— START —

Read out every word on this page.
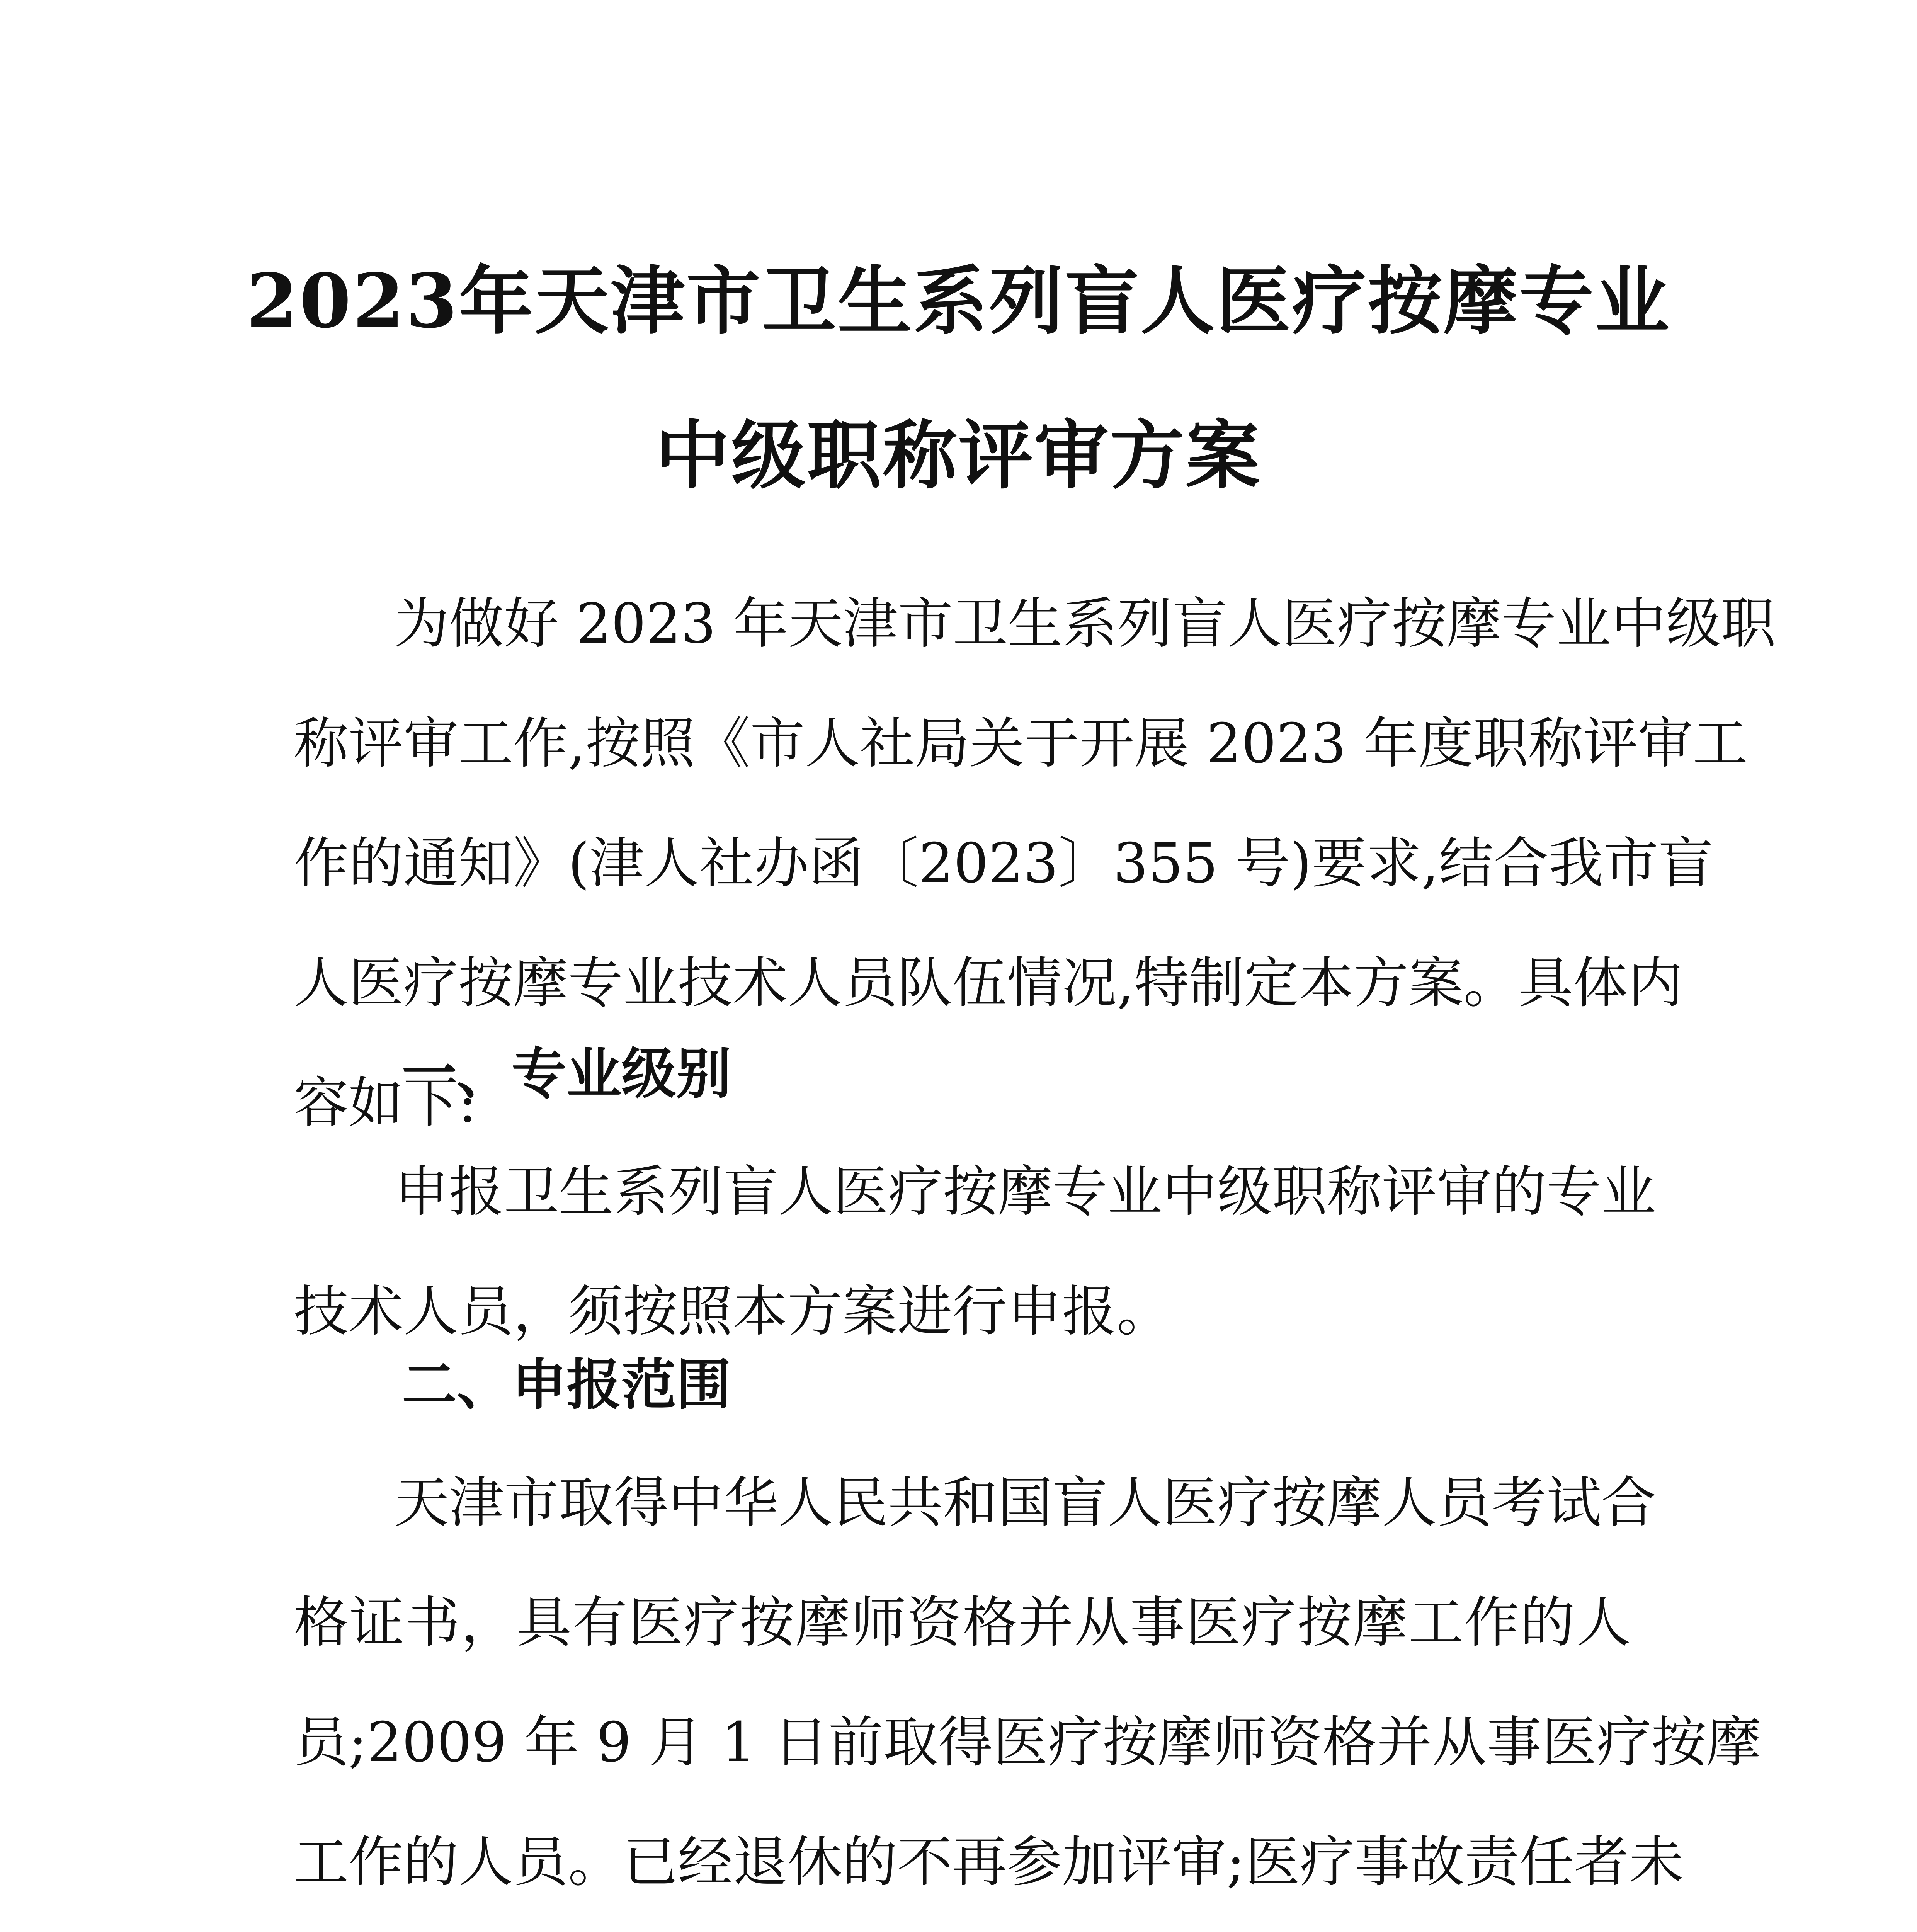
2023年天津市卫生系列盲人医疗按摩专业
中级职称评审方案
为做好 2023 年天津市卫生系列盲人医疗按摩专业中级职
称评审工作,按照《市人社局关于开展 2023 年度职称评审工
作的通知》(津人社办函〔2023〕355 号)要求,结合我市盲
人医疗按摩专业技术人员队伍情况,特制定本方案。具体内
容如下:
一、专业级别
申报卫生系列盲人医疗按摩专业中级职称评审的专业
技术人员，须按照本方案进行申报。
二、申报范围
天津市取得中华人民共和国盲人医疗按摩人员考试合
格证书，具有医疗按摩师资格并从事医疗按摩工作的人
员;2009 年 9 月 1 日前取得医疗按摩师资格并从事医疗按摩
工作的人员。已经退休的不再参加评审;医疗事故责任者未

— END —

**AIM OF THE TASK**
Restate the full listing verbatim and drop every picture.

**TASK ANSWER**
Read out every word on this page.
2023年天津市卫生系列盲人医疗按摩专业
中级职称评审方案
为做好 2023 年天津市卫生系列盲人医疗按摩专业中级职
称评审工作,按照《市人社局关于开展 2023 年度职称评审工
作的通知》(津人社办函〔2023〕355 号)要求,结合我市盲
人医疗按摩专业技术人员队伍情况,特制定本方案。具体内
容如下:
一、专业级别
申报卫生系列盲人医疗按摩专业中级职称评审的专业
技术人员，须按照本方案进行申报。
二、申报范围
天津市取得中华人民共和国盲人医疗按摩人员考试合
格证书，具有医疗按摩师资格并从事医疗按摩工作的人
员;2009 年 9 月 1 日前取得医疗按摩师资格并从事医疗按摩
工作的人员。已经退休的不再参加评审;医疗事故责任者未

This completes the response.